The input:
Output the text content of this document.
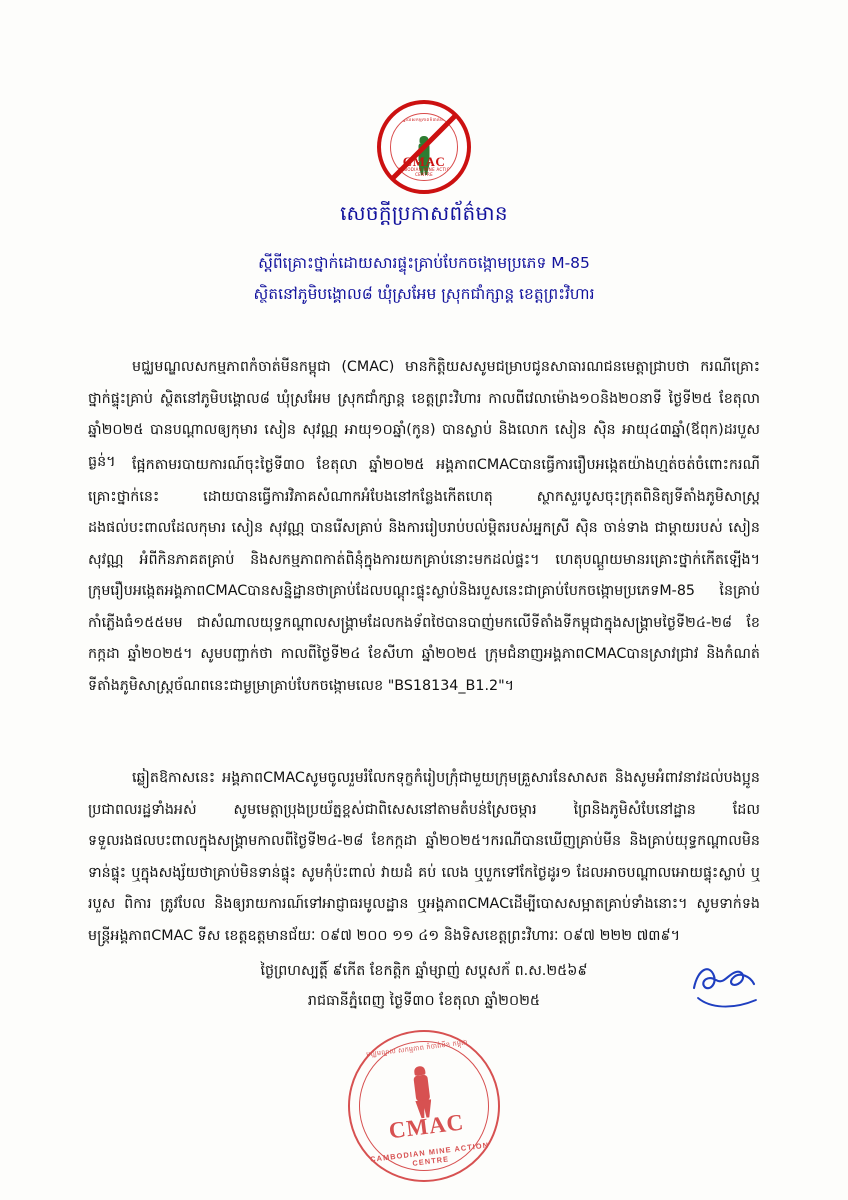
មជ្ឈមណ្ឌលសកម្មភាពកំចាត់មីនកម្ពុជា
CMAC
CAMBODIAN MINE ACTION CENTRE
សេចក្ដីប្រកាសព័ត៌មាន
ស្ដីពីគ្រោះថ្នាក់ដោយសារផ្ទុះគ្រាប់បែកចង្កោមប្រភេទ M-85
ស្ថិតនៅភូមិបង្គោល៨ ឃុំស្រអែម ស្រុកជាំក្សាន្ដ ខេត្ដព្រះវិហារ

មជ្ឈមណ្ឌលសកម្មភាពកំចាត់មីនកម្ពុជា (CMAC) មានកិត្តិយសសូមជម្រាបជូនសាធារណជនមេត្តាជ្រាបថា ករណីគ្រោះថ្នាក់ផ្ទុះគ្រាប់ ស្ថិតនៅភូមិបង្គោល៨ ឃុំស្រអែម ស្រុកជាំក្សាន្ដ ខេត្ដព្រះវិហារ កាលពីវេលាម៉ោង១០និង២០នាទី ថ្ងៃទី២៥ ខែតុលា ឆ្នាំ២០២៥ បានបណ្ដាលឲ្យកុមារ សៀន សុវណ្ណ អាយុ១០ឆ្នាំ(កូន) បានស្លាប់ និងលោក សៀន សុិន អាយុ៤៣ឆ្នាំ(ឪពុក)ដរបួសធ្ងន់។	ផ្អែកតាមរបាយការណ៍ចុះថ្ងៃទី៣០ ខែតុលា ឆ្នាំ២០២៥ អង្គភាពCMACបានធ្វើការរឿបអង្កេតយ៉ាងហ្មត់ចត់ចំពោះករណីគ្រោះថ្នាក់នេះ ដោយបានធ្វើការវិភាគសំណាកអំបែងនៅកន្លែងកើតហេតុ ស្ថាកសួរបូសចុះក្រុតពិនិត្យទីតាំងភូមិសាស្ត្រដងផល់បះពាលដែលកុមារ សៀន សុវណ្ណ បានរើសគ្រាប់ និងការរៀបរាប់បល់ម្ដិតរបស់អ្នកស្រី សុិន ចាន់ទាង ជាម្ដាយរបស់ សៀន សុវណ្ណ អំពីកិនភាគតគ្រាប់ និងសកម្មភាពកាត់ពិនុំក្នុងការយកគ្រាប់នោះមកដល់ផ្ទះ។ ហេតុបណ្ដួយមានរគ្រោះថ្នាក់កើតឡើង។ ក្រុមរឿបអង្កេតអង្គភាពCMACបានសន្និដ្ឋានថាគ្រាប់ដែលបណ្ដុះផ្ទុះស្លាប់និងរបួសនេះជាគ្រាប់បែកចង្កោមប្រភេទM-85 នៃគ្រាប់កាំភ្លើងធំ១៥៥មម ជាសំណាលយុទ្ធកណ្ដាលសង្គ្រាមដែលកងទ័ពថៃបានបាញ់មកលើទីតាំងទីកម្ពុជាក្នុងសង្គ្រាមថ្ងៃទី២៤-២៨ ខែកក្កដា ឆ្នាំ២០២៥។ សូមបញ្ជាក់ថា កាលពីថ្ងៃទី២៤ ខែសីហា ឆ្នាំ២០២៥ ក្រុមជំនាញអង្គភាពCMACបានស្រាវជ្រាវ និងកំណត់ទីតាំងភូមិសាស្ត្រច័ណពនេះជាម្ងម្រាគ្រាប់បែកចង្កោមលេខ "BS18134_B1.2"។

ឆ្លៀតឱកាសនេះ អង្គភាពCMACសូមចូលរួមរំលែកទុក្ខកំរៀបក្រុំជាមួយក្រុមគ្រួសារនែសាសត និងសូមអំពាវនាវដល់បងប្អូនប្រជាពលរដ្ឋទាំងអស់ សូមមេត្តាប្រុងប្រយ័ត្នខ្ពស់ជាពិសេសនៅតាមតំបន់ស្រែចម្ការ ព្រៃនិងភូមិសំបែនៅដ្ឋាន ដែលទទួលរងផលបះពាលក្នុងសង្គ្រាមកាលពីថ្ងៃទី២៤-២៨ ខែកក្កដា ឆ្នាំ២០២៥។ករណីបានឃើញគ្រាប់មីន និងគ្រាប់យុទ្ធកណ្ដាលមិនទាន់ផ្ទុះ ឬក្នុងសង្ស័យថាគ្រាប់មិនទាន់ផ្ទុះ សូមកុំប៉ះពាល់ វាយដំ គប់ លេង ឬបួកទៅកែថ្ងៃដូរ១ ដែលអាចបណ្ដាលអោយផ្ទុះស្លាប់ ឬរបួស ពិការ ត្រូវបែល និងឲ្យរាយការណ៍ទៅអាជ្ញាធរមូលដ្ឋាន ឬអង្គភាពCMACដើម្បីបោសសម្អាតគ្រាប់ទាំងនោះ។ សូមទាក់ទងមន្ត្រីអង្គភាពCMAC ទីស ខេត្ដឧត្ដមានជ័យៈ ០៩៧ ២០០ ១១ ៤១ និងទិសខេត្ដព្រះវិហារៈ ០៩៧ ២២២ ៧៣៩។

ថ្ងៃព្រហស្បត្ដិ៍ ៩កើត ខែកត្ដិក ឆ្នាំម្សាញ់ សប្ដសក័ ព.ស.២៥៦៩
រាជធានីភ្នំពេញ ថ្ងៃទី៣០ ខែតុលា ឆ្នាំ២០២៥
មជ្ឈមណ្ឌល សកម្មភាព កំចាត់មីន កម្ពុជា
CMAC
CAMBODIAN MINE ACTION CENTRE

Work required: Look through the records and gather every line containing "ឌលសកម".

The response:
មជ្ឈមណ្ឌលសកម្មភាពកំចាត់មីនកម្ពុជា
មជ្ឈមណ្ឌលសកម្មភាពកំចាត់មីនកម្ពុជា (CMAC) មានកិត្តិយសសូមជម្រាបជូនសាធារណជនមេត្តាជ្រាបថា ករណីគ្រោះថ្នាក់ផ្ទុះគ្រាប់ ស្ថិតនៅភូមិបង្គោល៨ ឃុំស្រអែម ស្រុកជាំក្សាន្ដ ខេត្ដព្រះវិហារ កាលពីវេលាម៉ោង១០និង២០នាទី ថ្ងៃទី២៥ ខែតុលា ឆ្នាំ២០២៥ បានបណ្ដាលឲ្យកុមារ សៀន សុវណ្ណ អាយុ១០ឆ្នាំ(កូន) បានស្លាប់ និងលោក សៀន សុិន អាយុ៤៣ឆ្នាំ(ឪពុក)ដរបួសធ្ងន់។	ផ្អែកតាមរបាយការណ៍ចុះថ្ងៃទី៣០ ខែតុលា ឆ្នាំ២០២៥ អង្គភាពCMACបានធ្វើការរឿបអង្កេតយ៉ាងហ្មត់ចត់ចំពោះករណីគ្រោះថ្នាក់នេះ ដោយបានធ្វើការវិភាគសំណាកអំបែងនៅកន្លែងកើតហេតុ ស្ថាកសួរបូសចុះក្រុតពិនិត្យទីតាំងភូមិសាស្ត្រដងផល់បះពាលដែលកុមារ សៀន សុវណ្ណ បានរើសគ្រាប់ និងការរៀបរាប់បល់ម្ដិតរបស់អ្នកស្រី សុិន ចាន់ទាង ជាម្ដាយរបស់ សៀន សុវណ្ណ អំពីកិនភាគតគ្រាប់ និងសកម្មភាពកាត់ពិនុំក្នុងការយកគ្រាប់នោះមកដល់ផ្ទះ។ ហេតុបណ្ដួយមានរគ្រោះថ្នាក់កើតឡើង។ ក្រុមរឿបអង្កេតអង្គភាពCMACបានសន្និដ្ឋានថាគ្រាប់ដែលបណ្ដុះផ្ទុះស្លាប់និងរបួសនេះជាគ្រាប់បែកចង្កោមប្រភេទM-85 នៃគ្រាប់កាំភ្លើងធំ១៥៥មម ជាសំណាលយុទ្ធកណ្ដាលសង្គ្រាមដែលកងទ័ពថៃបានបាញ់មកលើទីតាំងទីកម្ពុជាក្នុងសង្គ្រាមថ្ងៃទី២៤-២៨ ខែកក្កដា ឆ្នាំ២០២៥។ សូមបញ្ជាក់ថា កាលពីថ្ងៃទី២៤ ខែសីហា ឆ្នាំ២០២៥ ក្រុមជំនាញអង្គភាពCMACបានស្រាវជ្រាវ និងកំណត់ទីតាំងភូមិសាស្ត្រច័ណពនេះជាម្ងម្រាគ្រាប់បែកចង្កោមលេខ "BS18134_B1.2"។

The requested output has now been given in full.